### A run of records
********************

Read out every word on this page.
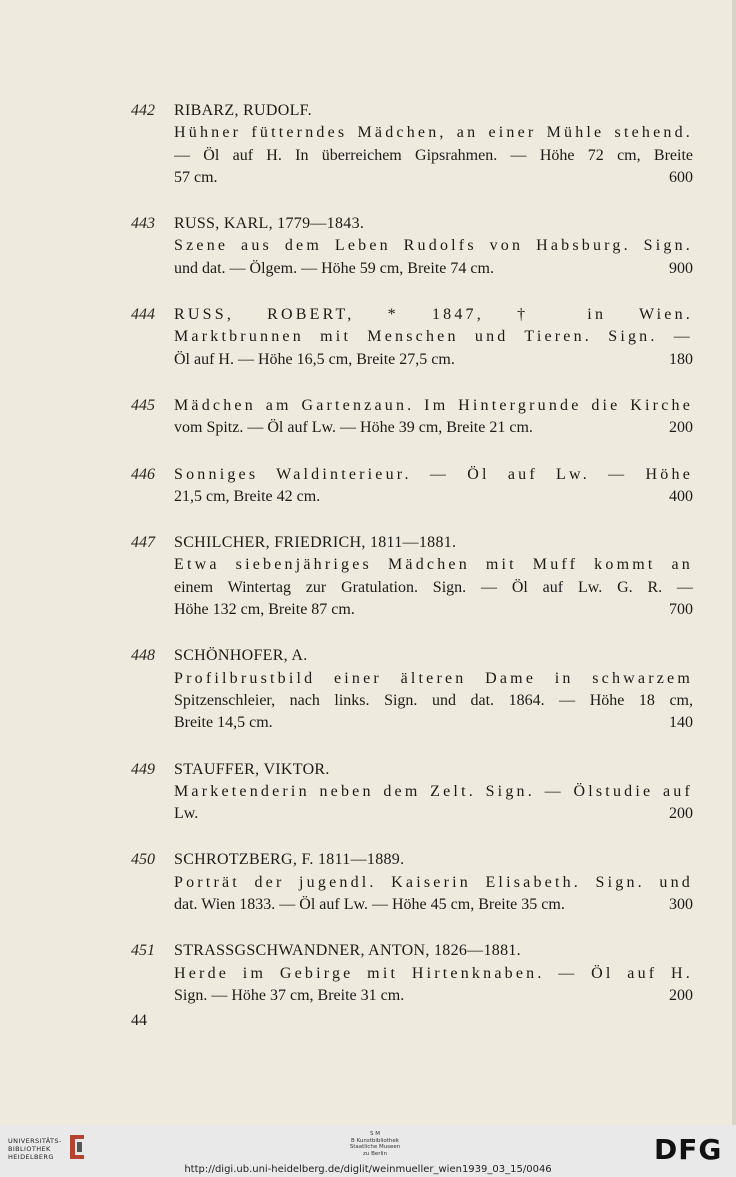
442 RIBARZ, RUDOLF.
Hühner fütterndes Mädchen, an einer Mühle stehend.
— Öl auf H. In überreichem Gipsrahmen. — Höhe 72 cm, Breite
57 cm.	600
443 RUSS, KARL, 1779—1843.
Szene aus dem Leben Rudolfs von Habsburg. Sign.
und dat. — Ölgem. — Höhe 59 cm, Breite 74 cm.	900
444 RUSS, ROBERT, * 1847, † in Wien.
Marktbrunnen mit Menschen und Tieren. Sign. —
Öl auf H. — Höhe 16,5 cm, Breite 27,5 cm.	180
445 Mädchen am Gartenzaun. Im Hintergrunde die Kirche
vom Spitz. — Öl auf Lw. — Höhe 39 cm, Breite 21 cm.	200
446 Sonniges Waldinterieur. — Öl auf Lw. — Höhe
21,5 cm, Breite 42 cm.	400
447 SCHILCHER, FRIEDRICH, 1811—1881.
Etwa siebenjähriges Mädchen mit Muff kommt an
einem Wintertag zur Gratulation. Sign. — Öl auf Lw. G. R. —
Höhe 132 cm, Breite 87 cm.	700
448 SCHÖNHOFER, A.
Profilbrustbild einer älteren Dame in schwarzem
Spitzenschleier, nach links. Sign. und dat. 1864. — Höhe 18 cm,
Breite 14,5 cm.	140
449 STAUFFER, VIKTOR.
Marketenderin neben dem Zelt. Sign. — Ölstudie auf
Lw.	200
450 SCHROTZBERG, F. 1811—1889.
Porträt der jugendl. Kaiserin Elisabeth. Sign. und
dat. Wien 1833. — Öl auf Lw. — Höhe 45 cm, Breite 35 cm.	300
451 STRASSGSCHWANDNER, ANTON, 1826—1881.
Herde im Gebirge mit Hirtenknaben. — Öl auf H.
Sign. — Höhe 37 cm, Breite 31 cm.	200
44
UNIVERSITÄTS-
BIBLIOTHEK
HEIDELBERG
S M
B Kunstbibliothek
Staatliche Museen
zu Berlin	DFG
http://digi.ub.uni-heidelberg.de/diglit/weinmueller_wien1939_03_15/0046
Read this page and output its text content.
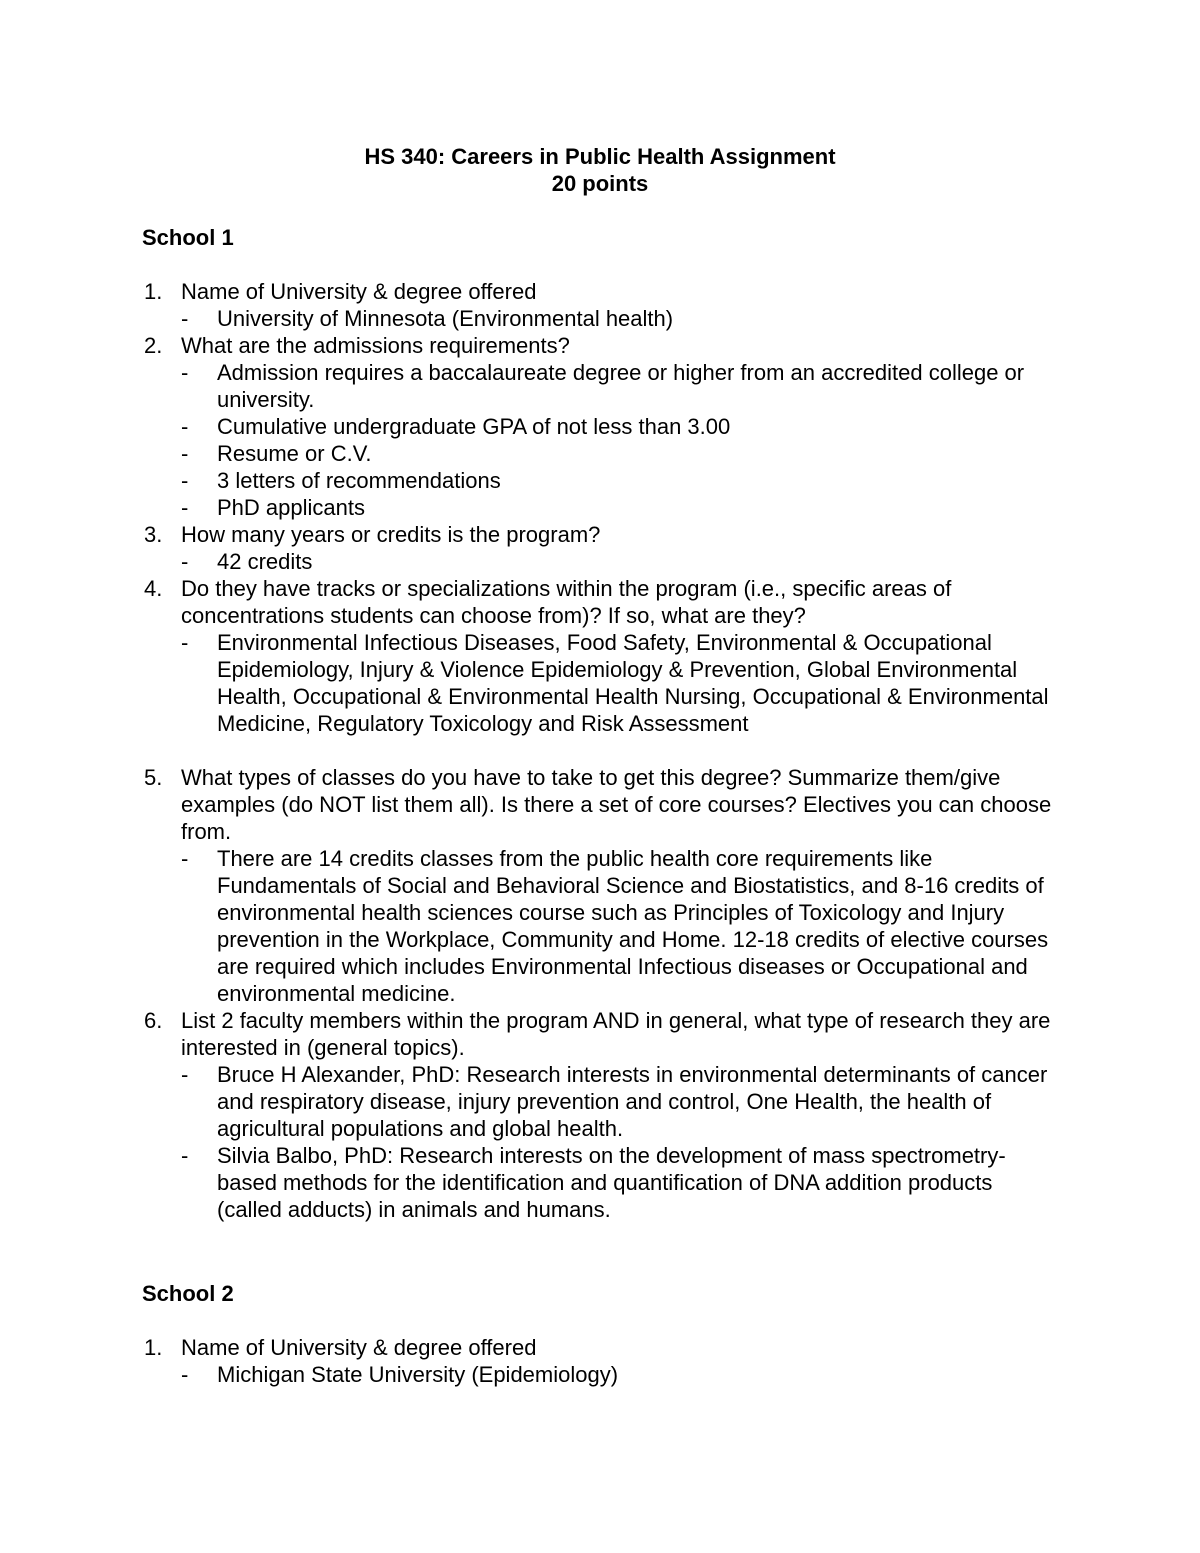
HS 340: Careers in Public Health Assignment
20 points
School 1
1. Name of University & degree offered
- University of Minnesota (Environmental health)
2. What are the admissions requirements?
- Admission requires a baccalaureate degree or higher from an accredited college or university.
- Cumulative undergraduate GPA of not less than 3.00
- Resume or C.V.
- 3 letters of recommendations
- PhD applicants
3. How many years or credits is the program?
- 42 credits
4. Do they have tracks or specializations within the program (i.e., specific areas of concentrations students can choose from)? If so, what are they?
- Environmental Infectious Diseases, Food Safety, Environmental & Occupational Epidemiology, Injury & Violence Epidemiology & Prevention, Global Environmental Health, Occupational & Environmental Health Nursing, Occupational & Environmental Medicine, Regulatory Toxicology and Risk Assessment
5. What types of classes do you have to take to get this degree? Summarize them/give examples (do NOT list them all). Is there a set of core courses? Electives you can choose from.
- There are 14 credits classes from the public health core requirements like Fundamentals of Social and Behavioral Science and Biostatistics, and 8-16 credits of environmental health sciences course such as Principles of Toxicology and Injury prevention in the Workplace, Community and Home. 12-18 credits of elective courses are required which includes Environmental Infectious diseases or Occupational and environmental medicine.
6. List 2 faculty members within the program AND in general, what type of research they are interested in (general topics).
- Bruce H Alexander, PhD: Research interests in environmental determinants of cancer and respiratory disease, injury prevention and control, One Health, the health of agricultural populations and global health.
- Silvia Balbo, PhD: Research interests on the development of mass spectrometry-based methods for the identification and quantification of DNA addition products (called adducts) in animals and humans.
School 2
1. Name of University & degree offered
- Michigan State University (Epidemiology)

********************

### YOUR GOAL
Copy each line above that contains the string "Read".

### EXERCISE RESPONSE
Read out every word on this page.
Read this page and output its text content.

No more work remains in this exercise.